== AIM OF THE EXERCISE ==
Copy out each line containing "만들었는가" from the entries below.

== EXTRACTED RECORDS ==
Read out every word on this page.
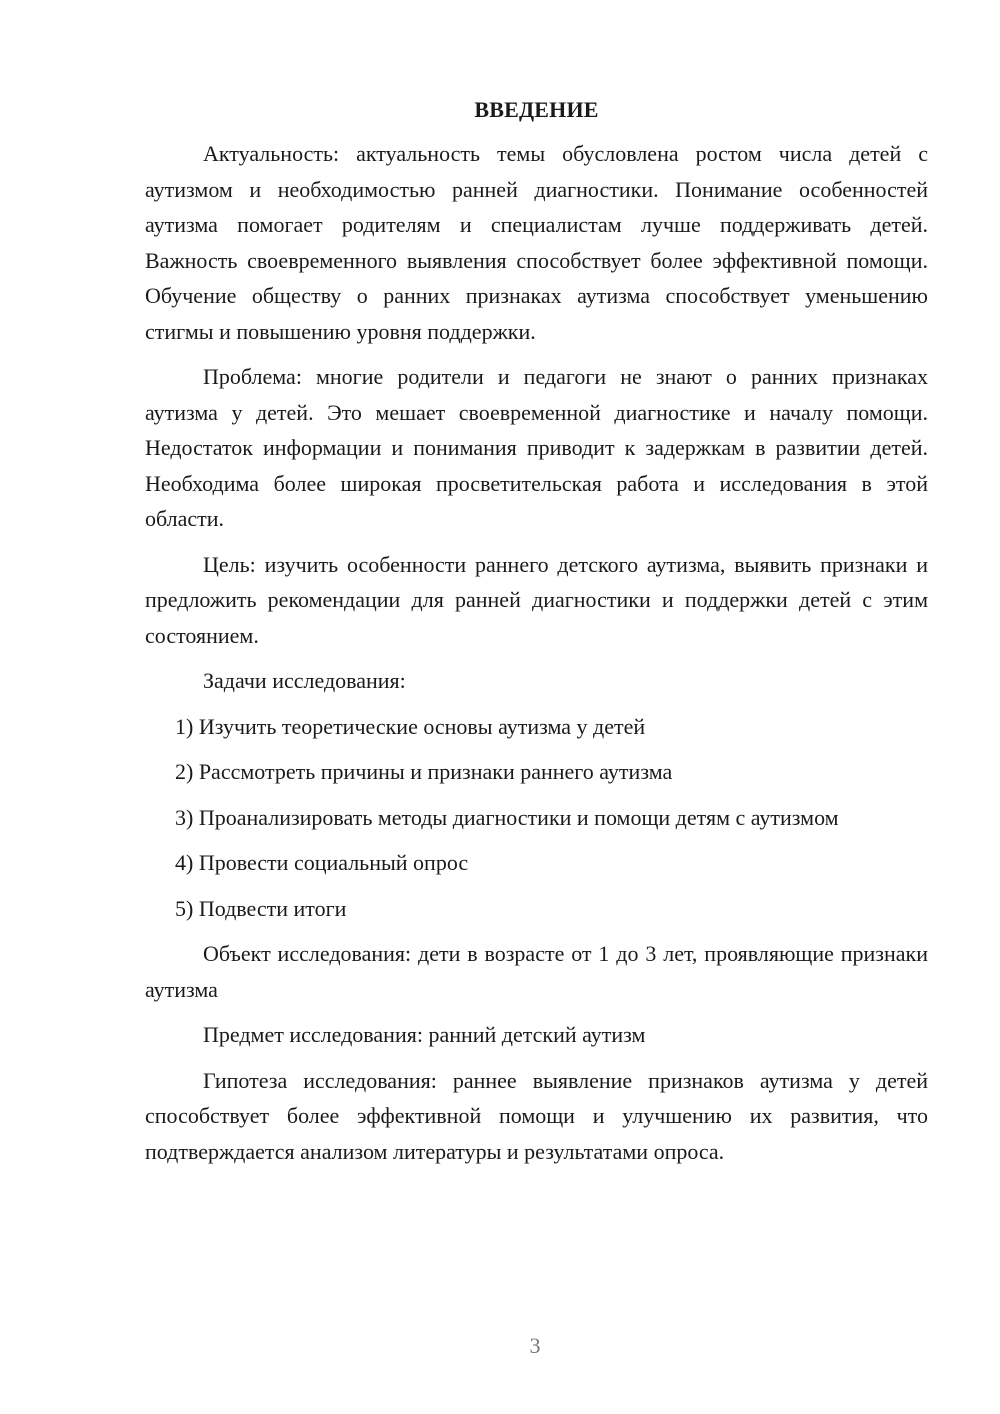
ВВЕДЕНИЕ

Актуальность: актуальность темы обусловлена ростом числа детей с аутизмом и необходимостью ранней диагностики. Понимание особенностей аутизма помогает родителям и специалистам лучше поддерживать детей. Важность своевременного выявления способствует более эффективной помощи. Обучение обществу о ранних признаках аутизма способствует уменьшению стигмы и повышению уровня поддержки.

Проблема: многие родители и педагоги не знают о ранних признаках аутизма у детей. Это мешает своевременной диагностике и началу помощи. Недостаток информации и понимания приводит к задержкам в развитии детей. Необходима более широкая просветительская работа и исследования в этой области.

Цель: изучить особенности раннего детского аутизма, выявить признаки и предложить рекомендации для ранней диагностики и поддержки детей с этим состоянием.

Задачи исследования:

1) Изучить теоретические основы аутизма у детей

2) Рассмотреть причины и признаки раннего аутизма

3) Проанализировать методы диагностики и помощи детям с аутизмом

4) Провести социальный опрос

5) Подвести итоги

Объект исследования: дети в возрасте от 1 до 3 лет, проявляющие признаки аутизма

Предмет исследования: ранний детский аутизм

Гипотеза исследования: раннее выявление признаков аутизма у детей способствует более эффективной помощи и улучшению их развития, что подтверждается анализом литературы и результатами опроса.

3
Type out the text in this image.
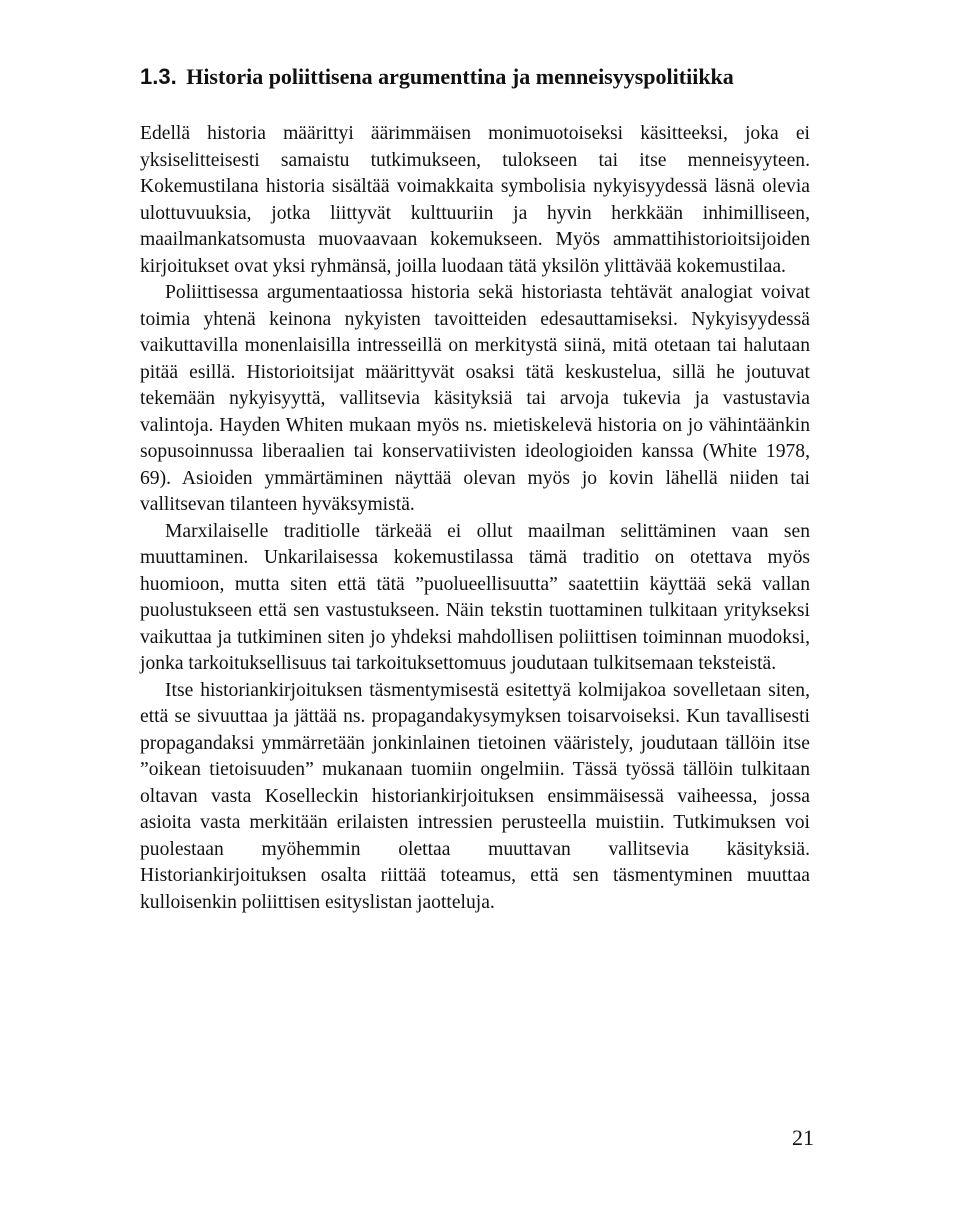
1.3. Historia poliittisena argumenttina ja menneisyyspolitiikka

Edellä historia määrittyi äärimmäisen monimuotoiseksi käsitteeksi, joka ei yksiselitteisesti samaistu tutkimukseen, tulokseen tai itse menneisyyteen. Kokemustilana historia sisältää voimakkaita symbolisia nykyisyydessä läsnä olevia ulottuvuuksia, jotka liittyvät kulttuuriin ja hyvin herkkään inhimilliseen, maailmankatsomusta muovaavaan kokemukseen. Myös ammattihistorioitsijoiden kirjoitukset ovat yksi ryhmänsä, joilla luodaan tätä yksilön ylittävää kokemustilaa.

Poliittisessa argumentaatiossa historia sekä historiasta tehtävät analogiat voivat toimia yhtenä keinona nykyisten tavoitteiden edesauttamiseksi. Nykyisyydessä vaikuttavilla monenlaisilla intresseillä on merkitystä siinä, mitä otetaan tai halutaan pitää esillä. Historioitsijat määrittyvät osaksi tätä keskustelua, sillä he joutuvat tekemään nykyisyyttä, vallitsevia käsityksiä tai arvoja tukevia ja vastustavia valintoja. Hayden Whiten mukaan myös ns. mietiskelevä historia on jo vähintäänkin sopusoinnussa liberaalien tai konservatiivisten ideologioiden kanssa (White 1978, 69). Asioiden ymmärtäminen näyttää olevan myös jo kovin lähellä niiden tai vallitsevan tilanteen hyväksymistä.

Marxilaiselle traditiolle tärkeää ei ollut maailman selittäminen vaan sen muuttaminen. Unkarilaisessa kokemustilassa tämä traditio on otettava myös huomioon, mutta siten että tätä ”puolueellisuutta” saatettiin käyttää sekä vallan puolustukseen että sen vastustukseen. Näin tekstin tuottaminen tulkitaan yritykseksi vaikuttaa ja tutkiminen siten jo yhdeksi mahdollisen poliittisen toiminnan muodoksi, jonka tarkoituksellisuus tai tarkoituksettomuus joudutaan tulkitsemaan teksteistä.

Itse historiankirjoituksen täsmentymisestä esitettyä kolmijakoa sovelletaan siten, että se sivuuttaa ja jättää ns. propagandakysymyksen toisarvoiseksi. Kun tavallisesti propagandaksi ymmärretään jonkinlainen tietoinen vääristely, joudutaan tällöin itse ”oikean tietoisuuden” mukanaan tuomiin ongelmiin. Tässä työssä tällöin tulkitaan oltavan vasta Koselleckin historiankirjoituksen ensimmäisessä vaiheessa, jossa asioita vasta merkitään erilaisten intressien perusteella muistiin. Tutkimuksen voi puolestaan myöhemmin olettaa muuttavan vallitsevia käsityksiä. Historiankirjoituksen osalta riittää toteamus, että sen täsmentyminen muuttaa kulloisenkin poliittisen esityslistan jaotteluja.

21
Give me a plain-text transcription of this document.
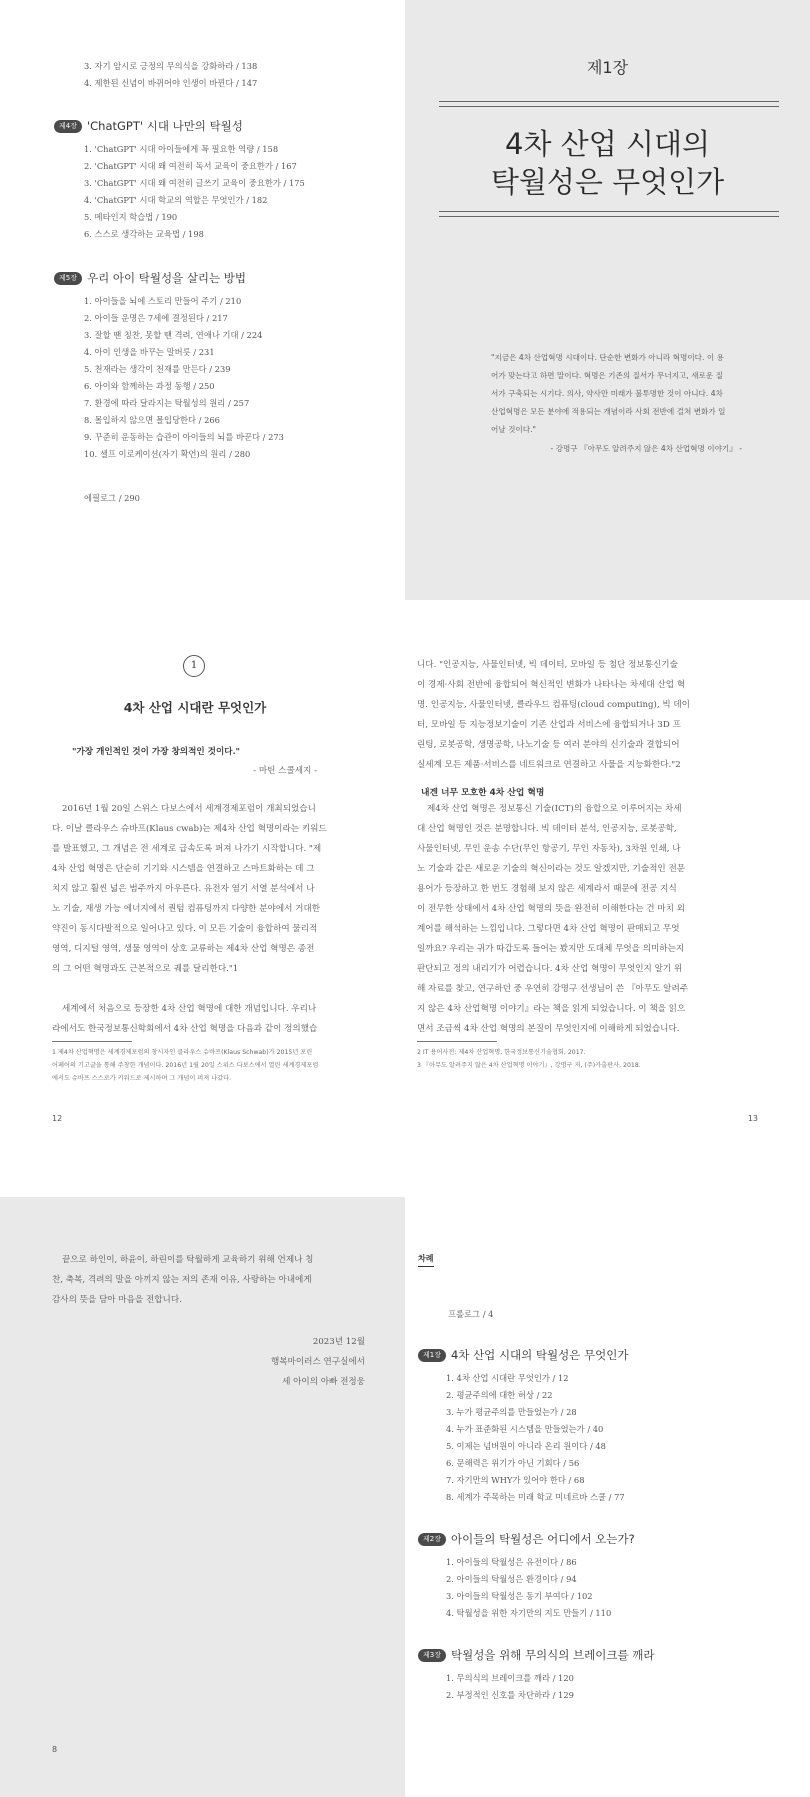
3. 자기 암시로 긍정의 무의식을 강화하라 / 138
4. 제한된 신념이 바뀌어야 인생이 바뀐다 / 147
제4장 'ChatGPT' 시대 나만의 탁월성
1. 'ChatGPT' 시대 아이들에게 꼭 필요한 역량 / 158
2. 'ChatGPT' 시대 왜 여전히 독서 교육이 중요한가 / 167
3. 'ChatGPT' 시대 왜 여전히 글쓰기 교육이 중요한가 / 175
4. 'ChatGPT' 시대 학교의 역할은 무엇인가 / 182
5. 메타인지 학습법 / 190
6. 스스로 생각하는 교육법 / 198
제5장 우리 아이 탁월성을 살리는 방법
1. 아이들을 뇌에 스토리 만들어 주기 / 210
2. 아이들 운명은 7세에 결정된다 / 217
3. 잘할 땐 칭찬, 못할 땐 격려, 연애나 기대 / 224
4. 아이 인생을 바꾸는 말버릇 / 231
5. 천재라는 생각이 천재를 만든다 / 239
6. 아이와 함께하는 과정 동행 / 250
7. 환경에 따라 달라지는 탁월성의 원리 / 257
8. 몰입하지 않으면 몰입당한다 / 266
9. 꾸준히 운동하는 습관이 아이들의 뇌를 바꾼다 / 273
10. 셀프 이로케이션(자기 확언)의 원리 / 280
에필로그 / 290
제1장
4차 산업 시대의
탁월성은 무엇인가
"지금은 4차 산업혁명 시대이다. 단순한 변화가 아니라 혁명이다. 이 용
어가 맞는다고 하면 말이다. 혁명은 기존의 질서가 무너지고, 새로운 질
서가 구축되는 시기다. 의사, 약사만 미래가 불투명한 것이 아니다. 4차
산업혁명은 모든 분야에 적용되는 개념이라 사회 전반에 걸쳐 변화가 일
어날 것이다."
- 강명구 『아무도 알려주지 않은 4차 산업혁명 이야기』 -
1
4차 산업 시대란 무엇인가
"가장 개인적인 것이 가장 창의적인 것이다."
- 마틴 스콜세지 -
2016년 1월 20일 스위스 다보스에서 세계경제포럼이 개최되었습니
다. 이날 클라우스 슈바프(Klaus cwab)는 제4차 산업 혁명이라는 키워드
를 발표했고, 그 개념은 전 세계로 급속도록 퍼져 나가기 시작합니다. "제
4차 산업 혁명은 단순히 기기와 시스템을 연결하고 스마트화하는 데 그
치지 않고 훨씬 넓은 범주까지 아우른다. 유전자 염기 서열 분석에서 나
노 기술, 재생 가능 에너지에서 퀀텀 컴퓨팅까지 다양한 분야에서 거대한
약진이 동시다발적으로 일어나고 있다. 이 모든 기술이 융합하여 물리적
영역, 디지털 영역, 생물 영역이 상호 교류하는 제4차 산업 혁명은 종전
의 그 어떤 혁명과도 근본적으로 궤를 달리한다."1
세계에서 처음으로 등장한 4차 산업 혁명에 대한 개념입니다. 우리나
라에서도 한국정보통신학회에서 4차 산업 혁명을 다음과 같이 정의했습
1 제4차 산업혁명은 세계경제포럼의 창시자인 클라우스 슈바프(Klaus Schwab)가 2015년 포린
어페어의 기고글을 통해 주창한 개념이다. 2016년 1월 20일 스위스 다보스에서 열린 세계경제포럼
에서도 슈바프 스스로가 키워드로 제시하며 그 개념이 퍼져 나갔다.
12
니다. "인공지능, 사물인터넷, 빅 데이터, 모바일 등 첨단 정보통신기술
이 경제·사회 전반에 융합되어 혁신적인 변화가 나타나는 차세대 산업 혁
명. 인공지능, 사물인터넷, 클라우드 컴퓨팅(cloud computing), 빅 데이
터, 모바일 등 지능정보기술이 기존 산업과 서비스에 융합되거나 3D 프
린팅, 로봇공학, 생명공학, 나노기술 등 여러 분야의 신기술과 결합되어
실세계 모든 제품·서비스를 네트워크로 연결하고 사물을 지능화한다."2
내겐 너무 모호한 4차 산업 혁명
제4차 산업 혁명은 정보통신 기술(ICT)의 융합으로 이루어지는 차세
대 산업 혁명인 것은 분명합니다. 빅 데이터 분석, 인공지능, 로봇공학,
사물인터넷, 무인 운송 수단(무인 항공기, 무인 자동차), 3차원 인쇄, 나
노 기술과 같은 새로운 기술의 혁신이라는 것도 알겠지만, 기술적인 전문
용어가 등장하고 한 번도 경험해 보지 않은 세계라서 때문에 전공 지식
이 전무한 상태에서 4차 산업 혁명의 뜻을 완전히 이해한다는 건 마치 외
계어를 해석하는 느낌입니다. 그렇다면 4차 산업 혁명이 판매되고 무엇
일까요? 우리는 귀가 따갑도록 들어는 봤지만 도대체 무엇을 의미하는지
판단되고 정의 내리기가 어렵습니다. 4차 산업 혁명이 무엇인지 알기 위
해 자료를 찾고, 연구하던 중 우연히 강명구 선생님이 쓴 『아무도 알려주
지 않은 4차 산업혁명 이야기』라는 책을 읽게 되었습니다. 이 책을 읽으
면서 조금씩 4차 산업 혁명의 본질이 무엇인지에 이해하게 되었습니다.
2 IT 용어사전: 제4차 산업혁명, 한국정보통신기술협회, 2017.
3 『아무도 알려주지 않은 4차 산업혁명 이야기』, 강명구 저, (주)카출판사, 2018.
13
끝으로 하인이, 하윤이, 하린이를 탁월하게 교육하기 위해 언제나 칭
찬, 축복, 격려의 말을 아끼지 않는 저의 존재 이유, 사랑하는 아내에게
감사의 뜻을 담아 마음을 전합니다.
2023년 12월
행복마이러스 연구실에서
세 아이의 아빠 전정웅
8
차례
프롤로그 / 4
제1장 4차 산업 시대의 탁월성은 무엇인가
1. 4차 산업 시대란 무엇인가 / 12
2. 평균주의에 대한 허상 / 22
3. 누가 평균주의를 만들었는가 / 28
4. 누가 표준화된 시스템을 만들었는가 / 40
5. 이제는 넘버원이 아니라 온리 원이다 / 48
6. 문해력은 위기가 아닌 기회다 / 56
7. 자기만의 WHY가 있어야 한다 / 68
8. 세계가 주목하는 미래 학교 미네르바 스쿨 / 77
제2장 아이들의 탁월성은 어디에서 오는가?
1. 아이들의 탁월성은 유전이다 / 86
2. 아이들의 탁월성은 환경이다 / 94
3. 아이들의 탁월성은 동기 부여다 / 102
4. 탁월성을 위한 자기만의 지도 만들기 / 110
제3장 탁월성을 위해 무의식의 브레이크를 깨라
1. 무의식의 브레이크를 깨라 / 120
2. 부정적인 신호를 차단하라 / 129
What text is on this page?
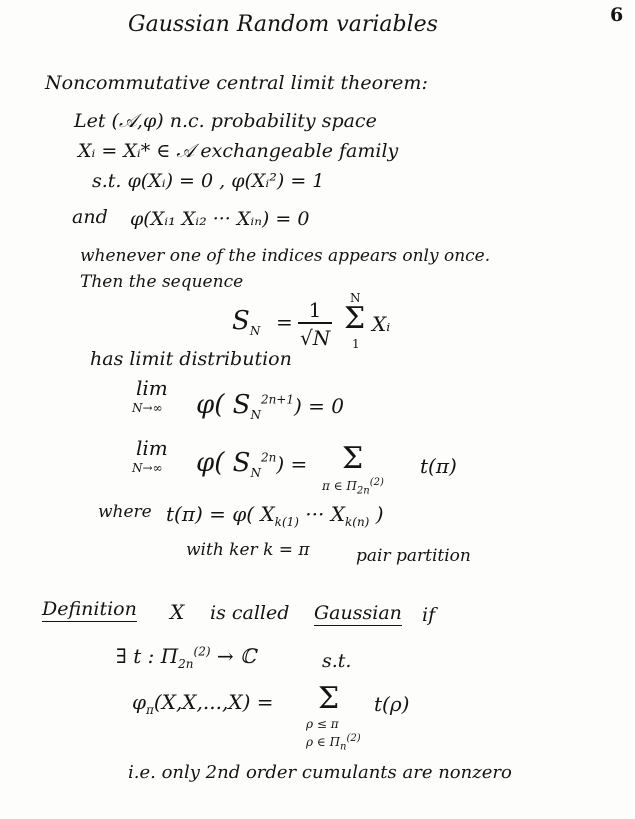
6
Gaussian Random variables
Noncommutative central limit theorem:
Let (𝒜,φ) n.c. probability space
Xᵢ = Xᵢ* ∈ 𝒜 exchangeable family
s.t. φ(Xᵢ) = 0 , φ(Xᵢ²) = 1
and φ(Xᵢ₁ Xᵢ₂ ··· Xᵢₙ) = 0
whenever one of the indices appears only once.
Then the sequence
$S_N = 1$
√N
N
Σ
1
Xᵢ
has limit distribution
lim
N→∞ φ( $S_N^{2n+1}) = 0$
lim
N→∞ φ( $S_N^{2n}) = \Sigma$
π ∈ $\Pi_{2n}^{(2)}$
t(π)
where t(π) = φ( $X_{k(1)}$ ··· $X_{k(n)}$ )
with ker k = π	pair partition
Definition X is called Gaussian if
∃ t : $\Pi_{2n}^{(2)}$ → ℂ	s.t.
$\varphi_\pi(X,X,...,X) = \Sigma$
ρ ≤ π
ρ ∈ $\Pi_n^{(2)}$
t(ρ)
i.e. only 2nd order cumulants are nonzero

== FINISHED ANSWER ==
3. 누가 평균주의를 만들었는가 / 28
4. 누가 표준화된 시스템을 만들었는가 / 40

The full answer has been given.